Figure data in JSON
_____
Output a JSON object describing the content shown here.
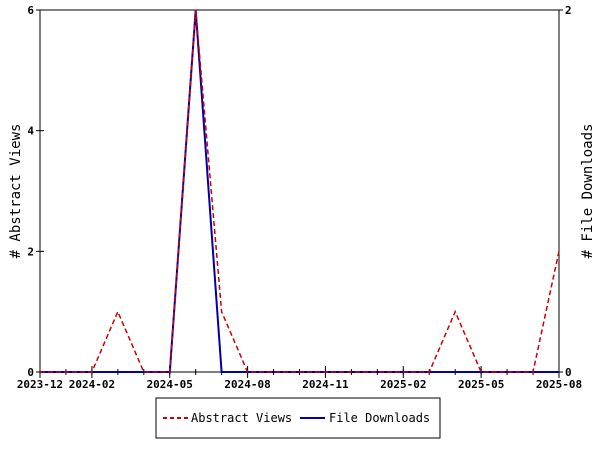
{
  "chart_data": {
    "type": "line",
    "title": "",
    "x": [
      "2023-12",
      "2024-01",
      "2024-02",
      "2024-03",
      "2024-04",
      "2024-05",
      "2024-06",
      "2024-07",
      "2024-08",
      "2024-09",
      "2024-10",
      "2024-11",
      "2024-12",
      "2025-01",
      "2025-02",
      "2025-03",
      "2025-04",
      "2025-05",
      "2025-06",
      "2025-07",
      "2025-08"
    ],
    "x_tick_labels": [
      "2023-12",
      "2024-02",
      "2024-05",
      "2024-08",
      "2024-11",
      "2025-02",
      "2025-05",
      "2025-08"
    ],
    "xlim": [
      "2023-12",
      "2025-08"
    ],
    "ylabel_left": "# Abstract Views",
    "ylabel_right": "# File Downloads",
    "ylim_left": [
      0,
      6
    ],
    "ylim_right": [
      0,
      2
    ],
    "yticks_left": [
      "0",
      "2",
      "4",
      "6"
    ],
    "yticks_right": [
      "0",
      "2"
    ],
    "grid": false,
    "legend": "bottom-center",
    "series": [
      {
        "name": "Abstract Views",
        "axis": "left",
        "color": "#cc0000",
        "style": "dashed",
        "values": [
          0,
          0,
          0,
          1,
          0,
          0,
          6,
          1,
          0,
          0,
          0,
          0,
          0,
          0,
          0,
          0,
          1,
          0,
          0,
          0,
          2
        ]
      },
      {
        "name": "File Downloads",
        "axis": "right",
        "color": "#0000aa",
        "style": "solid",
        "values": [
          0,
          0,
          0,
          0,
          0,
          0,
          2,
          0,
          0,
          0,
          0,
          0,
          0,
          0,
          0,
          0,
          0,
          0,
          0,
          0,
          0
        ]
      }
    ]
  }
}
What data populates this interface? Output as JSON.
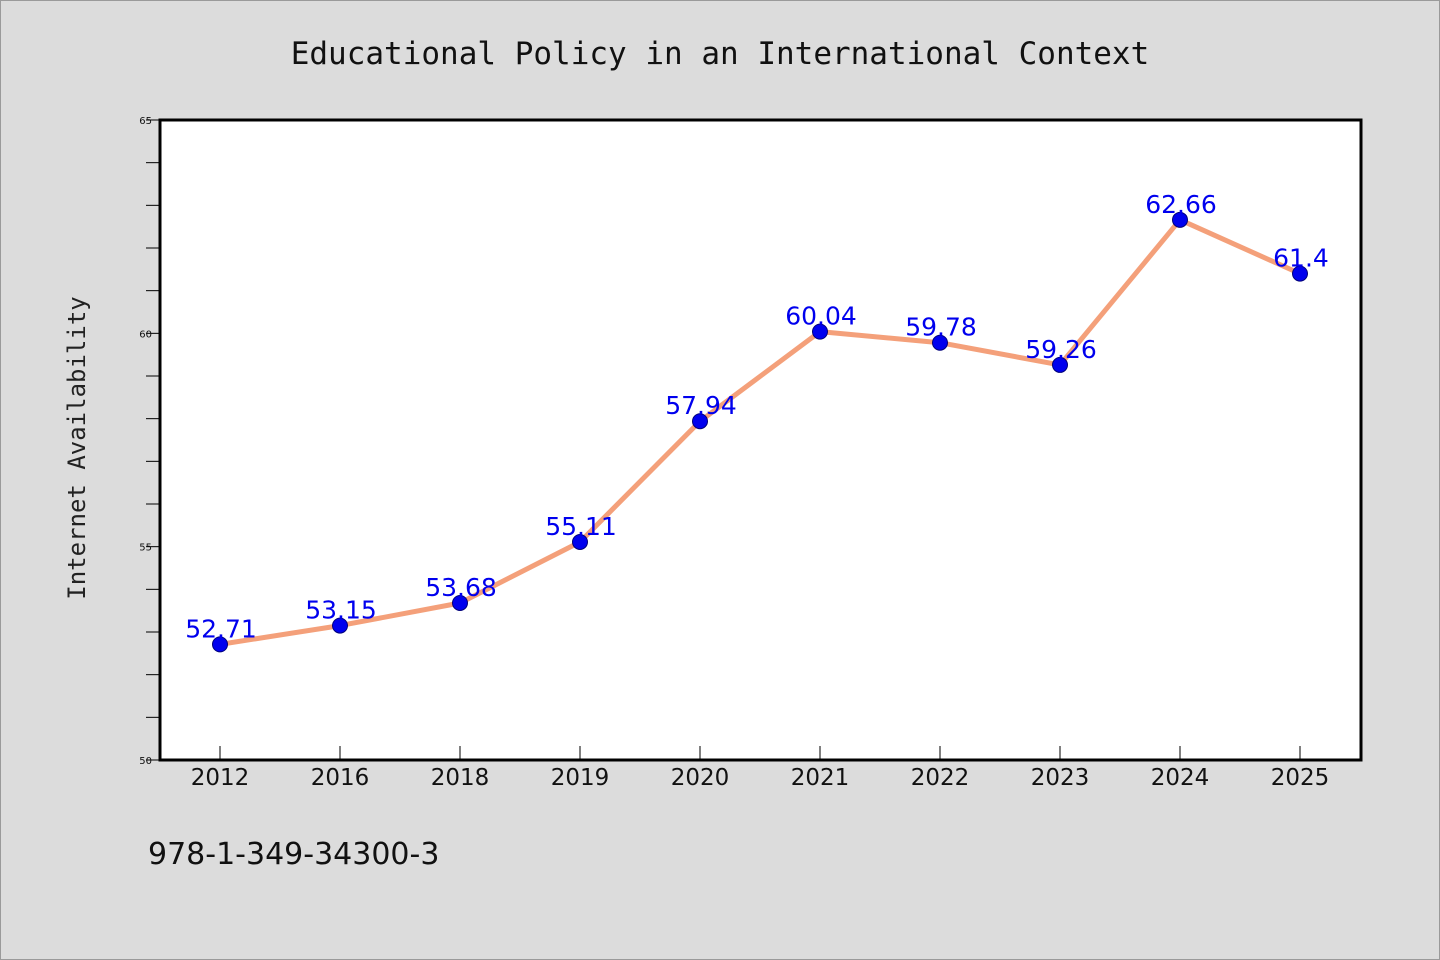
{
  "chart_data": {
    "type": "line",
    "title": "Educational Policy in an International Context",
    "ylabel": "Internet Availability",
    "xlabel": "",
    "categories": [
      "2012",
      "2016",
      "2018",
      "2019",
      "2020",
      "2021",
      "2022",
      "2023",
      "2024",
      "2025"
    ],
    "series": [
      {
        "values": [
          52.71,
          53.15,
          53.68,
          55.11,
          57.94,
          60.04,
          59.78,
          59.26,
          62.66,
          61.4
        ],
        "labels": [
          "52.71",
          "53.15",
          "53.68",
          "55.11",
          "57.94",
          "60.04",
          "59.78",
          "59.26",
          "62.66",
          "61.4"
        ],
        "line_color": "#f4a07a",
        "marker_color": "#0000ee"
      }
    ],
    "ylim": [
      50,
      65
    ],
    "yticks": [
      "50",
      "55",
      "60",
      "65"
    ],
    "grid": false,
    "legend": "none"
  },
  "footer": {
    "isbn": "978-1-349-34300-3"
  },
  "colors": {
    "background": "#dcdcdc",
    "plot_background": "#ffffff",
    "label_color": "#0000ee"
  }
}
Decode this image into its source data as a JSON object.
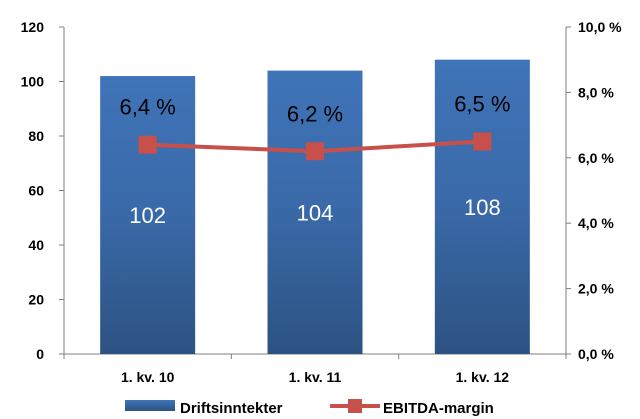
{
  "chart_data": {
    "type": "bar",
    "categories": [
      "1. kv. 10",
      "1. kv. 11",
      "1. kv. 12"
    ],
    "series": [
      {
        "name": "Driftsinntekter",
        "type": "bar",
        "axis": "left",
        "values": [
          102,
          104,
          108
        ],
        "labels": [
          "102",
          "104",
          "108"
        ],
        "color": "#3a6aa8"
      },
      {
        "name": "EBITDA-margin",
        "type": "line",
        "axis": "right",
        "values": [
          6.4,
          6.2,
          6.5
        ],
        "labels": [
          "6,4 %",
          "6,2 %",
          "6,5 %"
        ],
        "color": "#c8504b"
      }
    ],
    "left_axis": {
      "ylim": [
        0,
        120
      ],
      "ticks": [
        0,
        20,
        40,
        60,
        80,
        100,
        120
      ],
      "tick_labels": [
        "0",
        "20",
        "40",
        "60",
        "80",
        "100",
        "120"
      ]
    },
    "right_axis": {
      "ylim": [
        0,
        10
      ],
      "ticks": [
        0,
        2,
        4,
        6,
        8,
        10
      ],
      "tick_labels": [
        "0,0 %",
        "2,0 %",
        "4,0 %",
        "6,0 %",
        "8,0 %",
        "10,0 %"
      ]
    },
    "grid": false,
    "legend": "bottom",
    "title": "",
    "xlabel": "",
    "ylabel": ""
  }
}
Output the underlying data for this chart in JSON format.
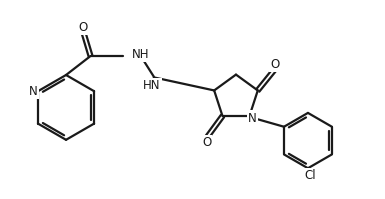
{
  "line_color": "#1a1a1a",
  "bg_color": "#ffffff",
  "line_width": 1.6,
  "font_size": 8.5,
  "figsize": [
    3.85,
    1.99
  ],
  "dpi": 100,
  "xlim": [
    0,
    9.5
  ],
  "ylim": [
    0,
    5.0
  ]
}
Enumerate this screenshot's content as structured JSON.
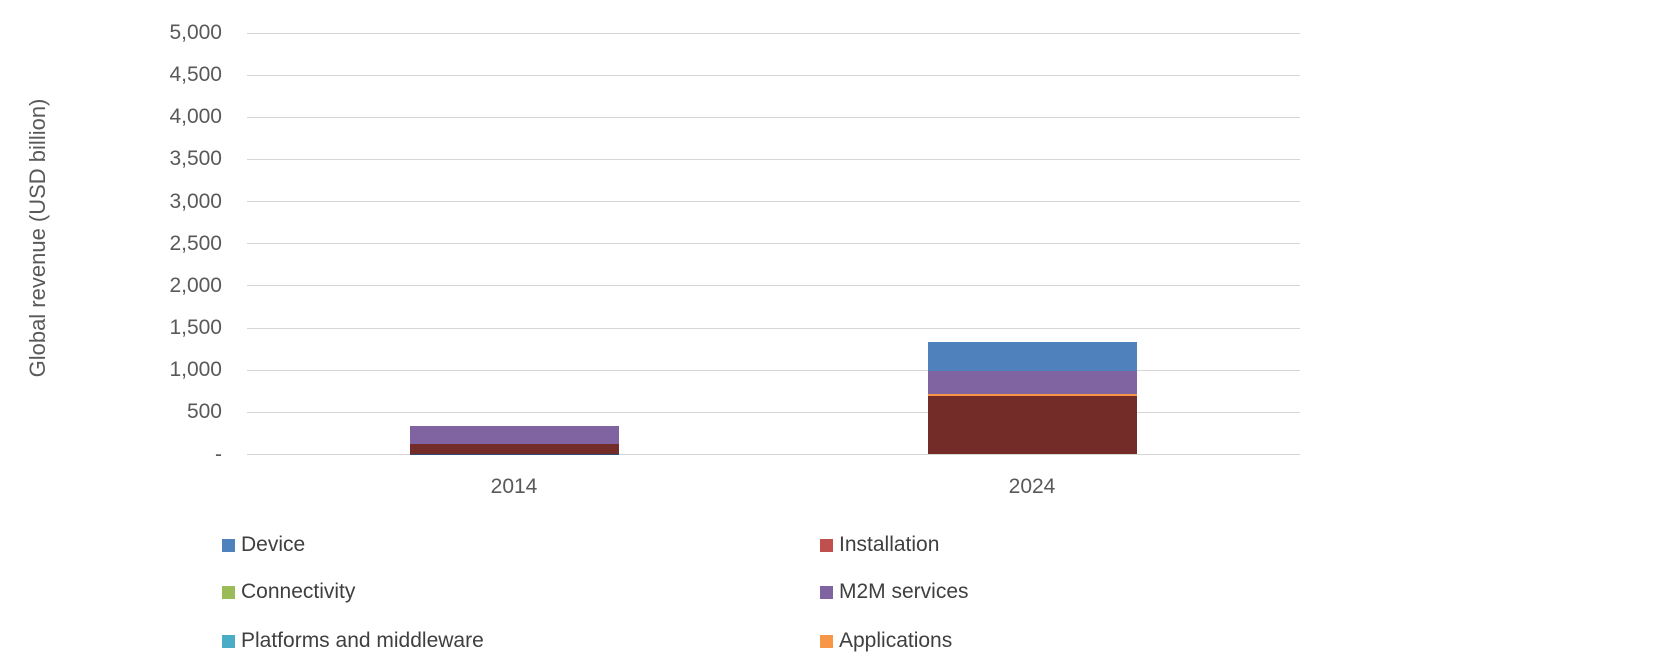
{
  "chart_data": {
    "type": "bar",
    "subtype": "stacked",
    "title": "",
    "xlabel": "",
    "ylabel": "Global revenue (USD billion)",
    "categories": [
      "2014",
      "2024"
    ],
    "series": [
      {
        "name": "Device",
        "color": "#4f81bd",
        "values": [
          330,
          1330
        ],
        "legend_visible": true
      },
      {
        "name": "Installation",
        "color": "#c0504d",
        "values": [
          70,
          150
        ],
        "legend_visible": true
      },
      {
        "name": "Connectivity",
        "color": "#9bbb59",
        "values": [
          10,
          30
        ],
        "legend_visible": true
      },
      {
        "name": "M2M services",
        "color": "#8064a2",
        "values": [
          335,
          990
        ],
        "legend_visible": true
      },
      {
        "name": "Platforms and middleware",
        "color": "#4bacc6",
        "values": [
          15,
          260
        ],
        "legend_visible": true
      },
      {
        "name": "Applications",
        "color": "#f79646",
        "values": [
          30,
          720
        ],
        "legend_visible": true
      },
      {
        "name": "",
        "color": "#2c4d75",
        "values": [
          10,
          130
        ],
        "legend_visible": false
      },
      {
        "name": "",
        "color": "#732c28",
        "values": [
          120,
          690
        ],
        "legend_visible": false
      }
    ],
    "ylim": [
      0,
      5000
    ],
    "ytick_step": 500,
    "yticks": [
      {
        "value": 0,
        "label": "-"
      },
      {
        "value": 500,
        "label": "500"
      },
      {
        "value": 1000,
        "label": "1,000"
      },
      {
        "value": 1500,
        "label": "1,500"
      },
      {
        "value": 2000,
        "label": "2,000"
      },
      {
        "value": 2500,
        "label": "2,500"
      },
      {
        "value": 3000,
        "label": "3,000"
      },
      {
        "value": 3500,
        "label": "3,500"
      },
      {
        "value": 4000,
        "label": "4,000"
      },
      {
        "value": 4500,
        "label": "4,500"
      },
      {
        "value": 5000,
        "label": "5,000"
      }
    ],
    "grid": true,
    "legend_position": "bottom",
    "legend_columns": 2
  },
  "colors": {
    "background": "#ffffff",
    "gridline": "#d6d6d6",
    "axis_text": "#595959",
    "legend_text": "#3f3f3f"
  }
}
_____
* **EXERCISE GOAL**: Go through the records above and copy every line with the word "Downloads".

* **ANSWER TO THIS EXERCISE**:
    "ylabel_right": "# File Downloads",
        "name": "File Downloads",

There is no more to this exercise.